Figure record listings
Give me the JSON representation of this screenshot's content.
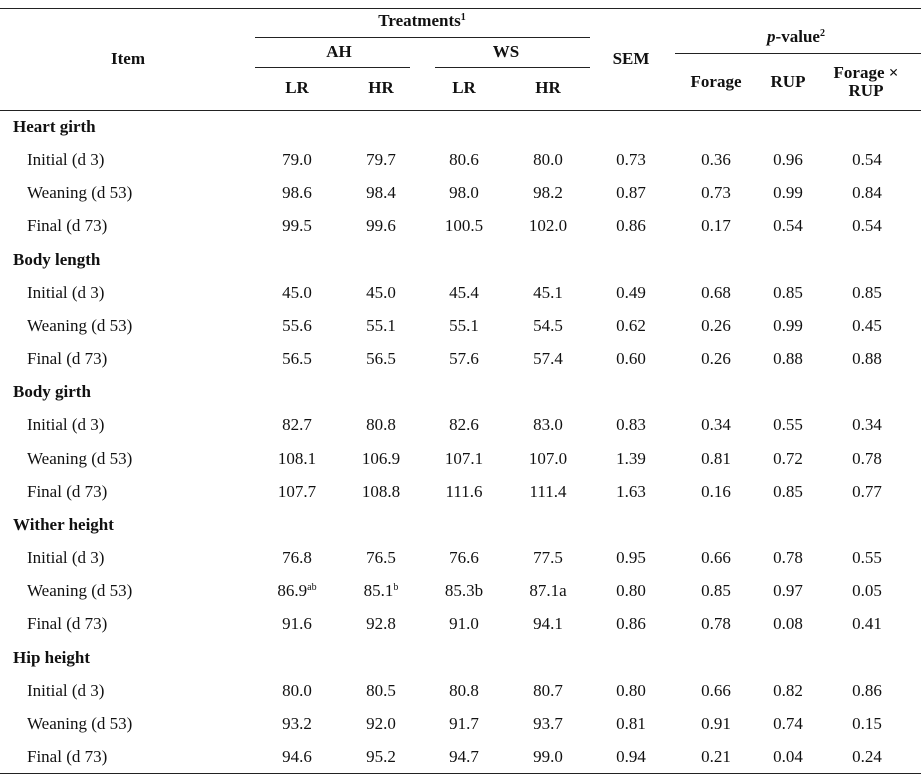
{
  "header": {
    "item": "Item",
    "treatments": {
      "text": "Treatments",
      "sup": "1"
    },
    "forage_groups": [
      "AH",
      "WS"
    ],
    "rup_levels": [
      "LR",
      "HR",
      "LR",
      "HR"
    ],
    "sem": "SEM",
    "p_value": {
      "italic": "p",
      "text": "-value",
      "sup": "2"
    },
    "p_columns": [
      "Forage",
      "RUP",
      "Forage × RUP"
    ]
  },
  "groups": [
    {
      "name": "Heart girth",
      "rows": [
        {
          "label": "Initial (d 3)",
          "cells": [
            "79.0",
            "79.7",
            "80.6",
            "80.0",
            "0.73",
            "0.36",
            "0.96",
            "0.54"
          ]
        },
        {
          "label": "Weaning (d 53)",
          "cells": [
            "98.6",
            "98.4",
            "98.0",
            "98.2",
            "0.87",
            "0.73",
            "0.99",
            "0.84"
          ]
        },
        {
          "label": "Final (d 73)",
          "cells": [
            "99.5",
            "99.6",
            "100.5",
            "102.0",
            "0.86",
            "0.17",
            "0.54",
            "0.54"
          ]
        }
      ]
    },
    {
      "name": "Body length",
      "rows": [
        {
          "label": "Initial (d 3)",
          "cells": [
            "45.0",
            "45.0",
            "45.4",
            "45.1",
            "0.49",
            "0.68",
            "0.85",
            "0.85"
          ]
        },
        {
          "label": "Weaning (d 53)",
          "cells": [
            "55.6",
            "55.1",
            "55.1",
            "54.5",
            "0.62",
            "0.26",
            "0.99",
            "0.45"
          ]
        },
        {
          "label": "Final (d 73)",
          "cells": [
            "56.5",
            "56.5",
            "57.6",
            "57.4",
            "0.60",
            "0.26",
            "0.88",
            "0.88"
          ]
        }
      ]
    },
    {
      "name": "Body girth",
      "rows": [
        {
          "label": "Initial (d 3)",
          "cells": [
            "82.7",
            "80.8",
            "82.6",
            "83.0",
            "0.83",
            "0.34",
            "0.55",
            "0.34"
          ]
        },
        {
          "label": "Weaning (d 53)",
          "cells": [
            "108.1",
            "106.9",
            "107.1",
            "107.0",
            "1.39",
            "0.81",
            "0.72",
            "0.78"
          ]
        },
        {
          "label": "Final (d 73)",
          "cells": [
            "107.7",
            "108.8",
            "111.6",
            "111.4",
            "1.63",
            "0.16",
            "0.85",
            "0.77"
          ]
        }
      ]
    },
    {
      "name": "Wither height",
      "rows": [
        {
          "label": "Initial (d 3)",
          "cells": [
            "76.8",
            "76.5",
            "76.6",
            "77.5",
            "0.95",
            "0.66",
            "0.78",
            "0.55"
          ]
        },
        {
          "label": "Weaning (d 53)",
          "cells": [
            {
              "text": "86.9",
              "sup": "ab"
            },
            {
              "text": "85.1",
              "sup": "b"
            },
            "85.3b",
            "87.1a",
            "0.80",
            "0.85",
            "0.97",
            "0.05"
          ]
        },
        {
          "label": "Final (d 73)",
          "cells": [
            "91.6",
            "92.8",
            "91.0",
            "94.1",
            "0.86",
            "0.78",
            "0.08",
            "0.41"
          ]
        }
      ]
    },
    {
      "name": "Hip height",
      "rows": [
        {
          "label": "Initial (d 3)",
          "cells": [
            "80.0",
            "80.5",
            "80.8",
            "80.7",
            "0.80",
            "0.66",
            "0.82",
            "0.86"
          ]
        },
        {
          "label": "Weaning (d 53)",
          "cells": [
            "93.2",
            "92.0",
            "91.7",
            "93.7",
            "0.81",
            "0.91",
            "0.74",
            "0.15"
          ]
        },
        {
          "label": "Final (d 73)",
          "cells": [
            "94.6",
            "95.2",
            "94.7",
            "99.0",
            "0.94",
            "0.21",
            "0.04",
            "0.24"
          ]
        }
      ]
    }
  ]
}
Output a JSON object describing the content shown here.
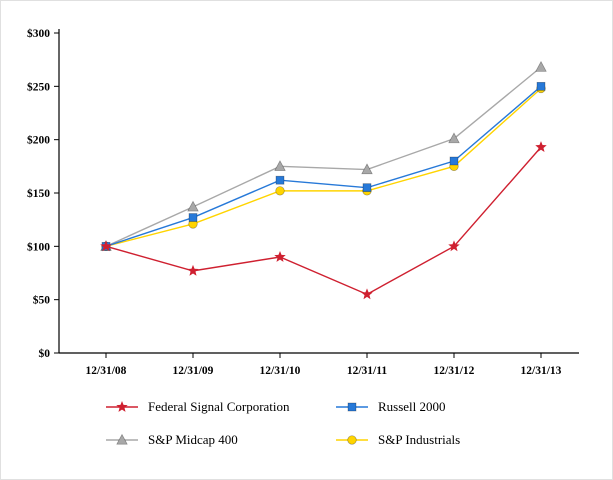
{
  "chart_data": {
    "type": "line",
    "title": "",
    "xlabel": "",
    "ylabel": "",
    "x_categories": [
      "12/31/08",
      "12/31/09",
      "12/31/10",
      "12/31/11",
      "12/31/12",
      "12/31/13"
    ],
    "y_ticks": [
      "$0",
      "$50",
      "$100",
      "$150",
      "$200",
      "$250",
      "$300"
    ],
    "ylim": [
      0,
      300
    ],
    "grid": false,
    "legend_position": "bottom",
    "series": [
      {
        "name": "Federal Signal Corporation",
        "color": "#cf2030",
        "marker": "star",
        "values": [
          100,
          77,
          90,
          55,
          100,
          193
        ]
      },
      {
        "name": "Russell 2000",
        "color": "#2779d8",
        "marker": "square",
        "values": [
          100,
          127,
          162,
          155,
          180,
          250
        ]
      },
      {
        "name": "S&P Midcap 400",
        "color": "#a8a8a8",
        "marker": "triangle",
        "values": [
          100,
          137,
          175,
          172,
          201,
          268
        ]
      },
      {
        "name": "S&P Industrials",
        "color": "#ffd400",
        "marker": "circle",
        "values": [
          100,
          121,
          152,
          152,
          175,
          248
        ]
      }
    ]
  }
}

Short task
Every line holding "name" should be copied out.

The completed task
      "name": "Heart girth",
      "name": "Body length",
      "name": "Body girth",
      "name": "Wither height",
      "name": "Hip height",
        "name": "Federal Signal Corporation",
        "name": "Russell 2000",
        "name": "S&P Midcap 400",
        "name": "S&P Industrials",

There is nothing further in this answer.